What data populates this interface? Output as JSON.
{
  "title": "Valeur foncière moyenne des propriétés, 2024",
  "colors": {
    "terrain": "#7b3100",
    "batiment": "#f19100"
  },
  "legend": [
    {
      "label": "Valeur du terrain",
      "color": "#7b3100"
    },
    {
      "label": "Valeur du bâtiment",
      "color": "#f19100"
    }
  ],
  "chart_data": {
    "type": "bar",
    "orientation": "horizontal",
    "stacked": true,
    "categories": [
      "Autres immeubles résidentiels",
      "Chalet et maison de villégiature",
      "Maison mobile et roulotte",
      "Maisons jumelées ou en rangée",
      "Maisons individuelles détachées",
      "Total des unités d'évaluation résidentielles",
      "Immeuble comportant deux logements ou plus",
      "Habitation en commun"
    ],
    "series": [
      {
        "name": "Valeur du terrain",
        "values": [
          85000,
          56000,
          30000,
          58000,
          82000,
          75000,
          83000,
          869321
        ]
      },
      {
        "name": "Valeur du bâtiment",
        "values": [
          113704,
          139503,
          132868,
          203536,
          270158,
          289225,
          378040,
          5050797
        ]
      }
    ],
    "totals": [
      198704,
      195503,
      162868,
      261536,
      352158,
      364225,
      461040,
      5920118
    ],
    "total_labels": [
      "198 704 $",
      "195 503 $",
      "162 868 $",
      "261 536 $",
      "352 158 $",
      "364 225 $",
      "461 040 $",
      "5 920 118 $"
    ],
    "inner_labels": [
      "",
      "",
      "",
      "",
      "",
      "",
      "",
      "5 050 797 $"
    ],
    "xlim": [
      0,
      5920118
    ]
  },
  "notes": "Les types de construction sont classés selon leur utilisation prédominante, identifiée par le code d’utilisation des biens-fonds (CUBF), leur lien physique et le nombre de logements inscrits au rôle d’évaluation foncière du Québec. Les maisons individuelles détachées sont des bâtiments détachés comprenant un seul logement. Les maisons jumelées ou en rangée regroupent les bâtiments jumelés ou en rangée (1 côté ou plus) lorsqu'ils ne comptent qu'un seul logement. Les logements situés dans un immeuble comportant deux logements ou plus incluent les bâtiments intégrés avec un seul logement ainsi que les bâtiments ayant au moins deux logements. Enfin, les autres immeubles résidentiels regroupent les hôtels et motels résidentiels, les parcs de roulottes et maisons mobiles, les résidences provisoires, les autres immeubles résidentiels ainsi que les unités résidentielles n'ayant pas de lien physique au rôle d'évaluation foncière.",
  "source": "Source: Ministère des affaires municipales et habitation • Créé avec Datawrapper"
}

_ _ _ _

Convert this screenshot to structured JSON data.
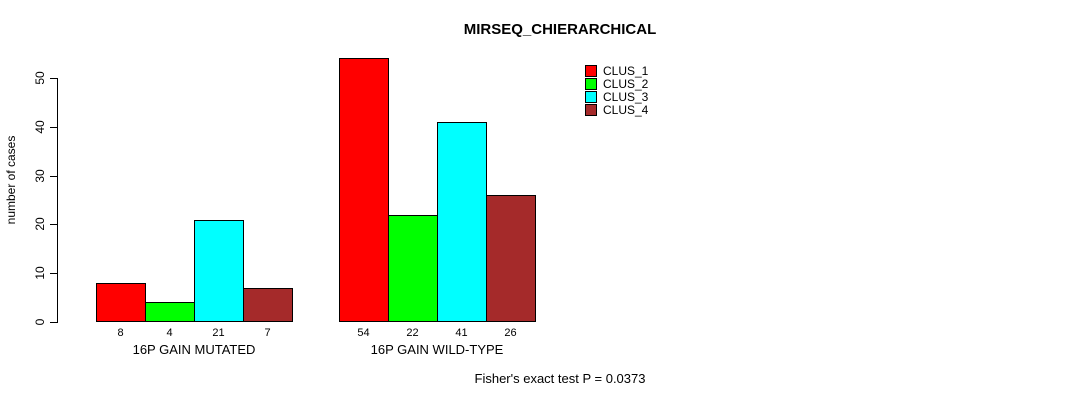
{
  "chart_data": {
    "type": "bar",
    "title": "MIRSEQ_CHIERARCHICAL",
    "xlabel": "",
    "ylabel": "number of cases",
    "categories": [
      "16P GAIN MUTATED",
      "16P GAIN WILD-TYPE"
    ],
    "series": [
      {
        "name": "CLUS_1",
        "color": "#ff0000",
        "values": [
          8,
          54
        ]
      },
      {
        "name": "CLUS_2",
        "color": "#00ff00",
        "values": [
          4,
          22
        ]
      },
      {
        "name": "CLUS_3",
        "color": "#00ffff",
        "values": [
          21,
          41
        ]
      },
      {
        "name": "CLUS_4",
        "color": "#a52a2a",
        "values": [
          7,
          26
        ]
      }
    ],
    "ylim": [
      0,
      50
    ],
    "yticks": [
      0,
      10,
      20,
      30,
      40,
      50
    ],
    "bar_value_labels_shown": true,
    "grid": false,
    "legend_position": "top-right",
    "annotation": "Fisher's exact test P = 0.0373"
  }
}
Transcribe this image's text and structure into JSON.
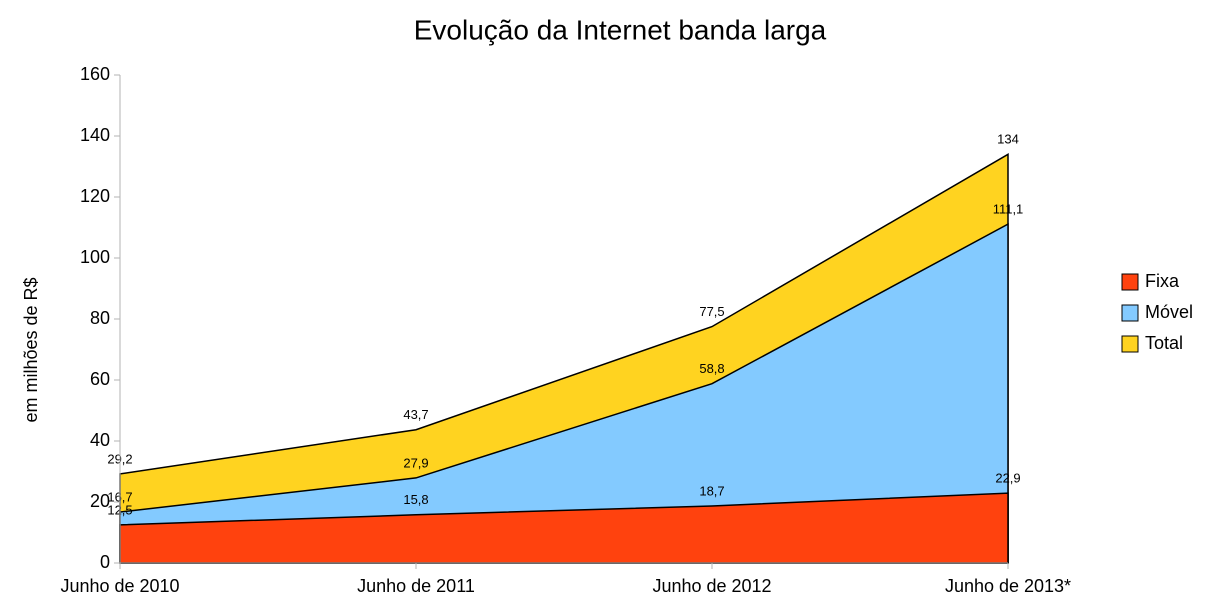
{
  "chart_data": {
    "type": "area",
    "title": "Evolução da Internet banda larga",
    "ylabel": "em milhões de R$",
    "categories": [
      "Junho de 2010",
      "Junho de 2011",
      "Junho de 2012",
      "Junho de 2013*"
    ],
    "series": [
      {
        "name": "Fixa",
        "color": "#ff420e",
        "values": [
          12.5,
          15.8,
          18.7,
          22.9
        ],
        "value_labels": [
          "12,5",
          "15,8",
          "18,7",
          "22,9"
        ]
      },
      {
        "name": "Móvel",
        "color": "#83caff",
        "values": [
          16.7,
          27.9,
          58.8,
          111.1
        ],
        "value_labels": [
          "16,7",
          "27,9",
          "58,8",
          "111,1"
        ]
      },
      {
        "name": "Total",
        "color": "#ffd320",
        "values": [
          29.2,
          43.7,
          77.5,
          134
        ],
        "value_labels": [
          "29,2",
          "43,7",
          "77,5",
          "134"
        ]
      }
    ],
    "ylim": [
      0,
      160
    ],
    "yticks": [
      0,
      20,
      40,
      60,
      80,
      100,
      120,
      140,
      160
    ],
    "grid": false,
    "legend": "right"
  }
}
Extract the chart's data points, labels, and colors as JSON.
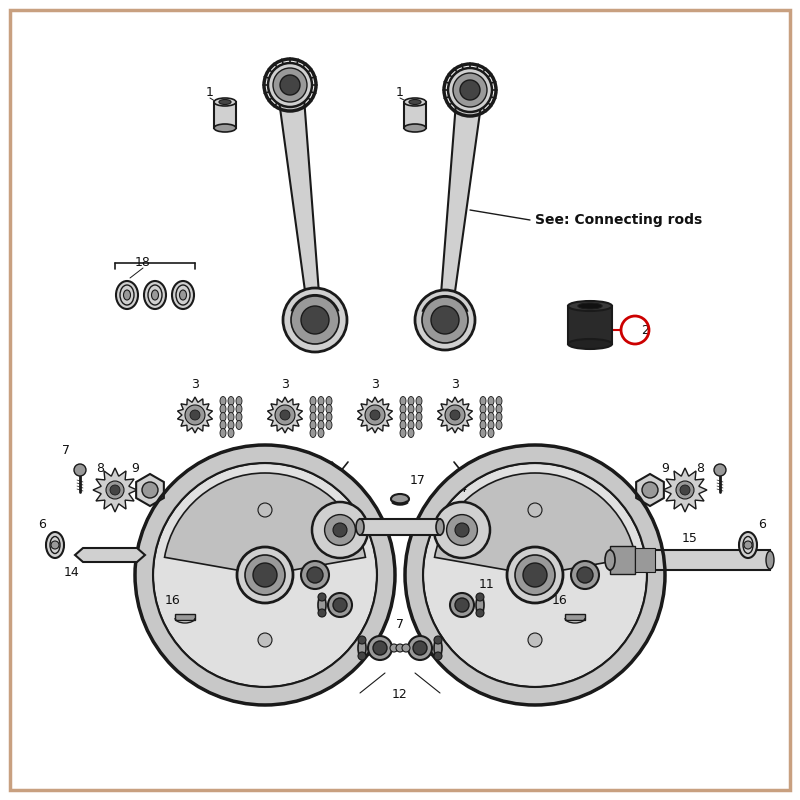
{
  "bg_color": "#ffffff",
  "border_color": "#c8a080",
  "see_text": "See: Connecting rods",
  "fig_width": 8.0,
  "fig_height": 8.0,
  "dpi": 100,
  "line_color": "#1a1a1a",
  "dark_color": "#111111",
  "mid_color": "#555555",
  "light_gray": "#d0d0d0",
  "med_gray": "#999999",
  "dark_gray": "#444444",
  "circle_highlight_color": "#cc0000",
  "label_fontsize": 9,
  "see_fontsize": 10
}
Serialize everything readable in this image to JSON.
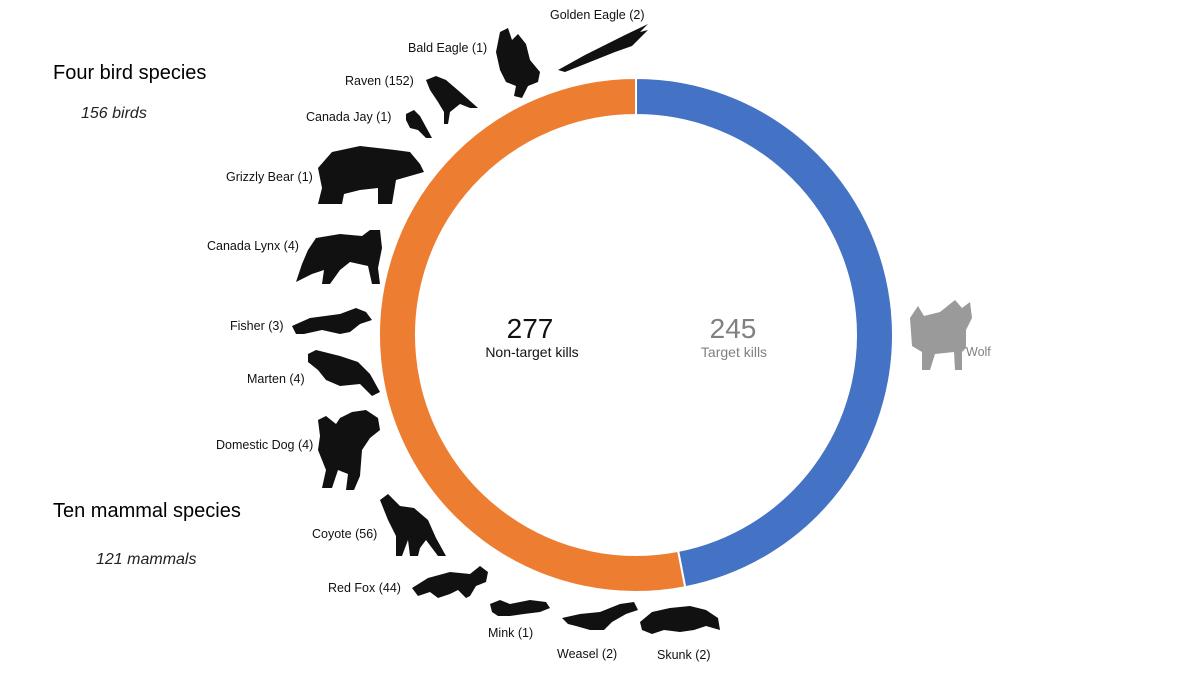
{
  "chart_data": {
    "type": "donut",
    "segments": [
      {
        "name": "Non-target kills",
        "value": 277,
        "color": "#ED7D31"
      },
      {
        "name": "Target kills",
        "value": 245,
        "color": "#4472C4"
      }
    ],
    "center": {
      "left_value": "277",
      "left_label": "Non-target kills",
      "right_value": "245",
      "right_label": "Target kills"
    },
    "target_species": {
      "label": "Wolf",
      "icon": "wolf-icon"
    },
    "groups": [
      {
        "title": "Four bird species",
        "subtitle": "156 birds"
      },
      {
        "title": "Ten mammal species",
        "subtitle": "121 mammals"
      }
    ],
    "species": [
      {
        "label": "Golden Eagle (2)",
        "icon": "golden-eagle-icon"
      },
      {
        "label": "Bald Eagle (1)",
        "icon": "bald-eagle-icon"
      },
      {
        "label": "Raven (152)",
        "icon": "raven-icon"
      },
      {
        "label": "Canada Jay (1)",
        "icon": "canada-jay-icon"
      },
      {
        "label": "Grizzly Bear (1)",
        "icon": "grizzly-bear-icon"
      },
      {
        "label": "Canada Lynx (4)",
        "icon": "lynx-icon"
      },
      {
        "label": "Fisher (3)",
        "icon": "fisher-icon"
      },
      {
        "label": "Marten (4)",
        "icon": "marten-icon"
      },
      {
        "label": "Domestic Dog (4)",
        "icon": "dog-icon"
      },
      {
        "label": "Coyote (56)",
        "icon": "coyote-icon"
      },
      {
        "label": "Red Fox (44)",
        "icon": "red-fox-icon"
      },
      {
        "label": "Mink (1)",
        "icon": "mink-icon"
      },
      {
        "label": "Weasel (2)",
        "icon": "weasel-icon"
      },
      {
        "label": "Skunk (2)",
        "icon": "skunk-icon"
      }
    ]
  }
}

_ _ _ _

- Requirement -
In the records above, find each line with the word "true" and copy it.

- Exercise result -
    "stacked": true,
    "bar_value_labels_shown": true,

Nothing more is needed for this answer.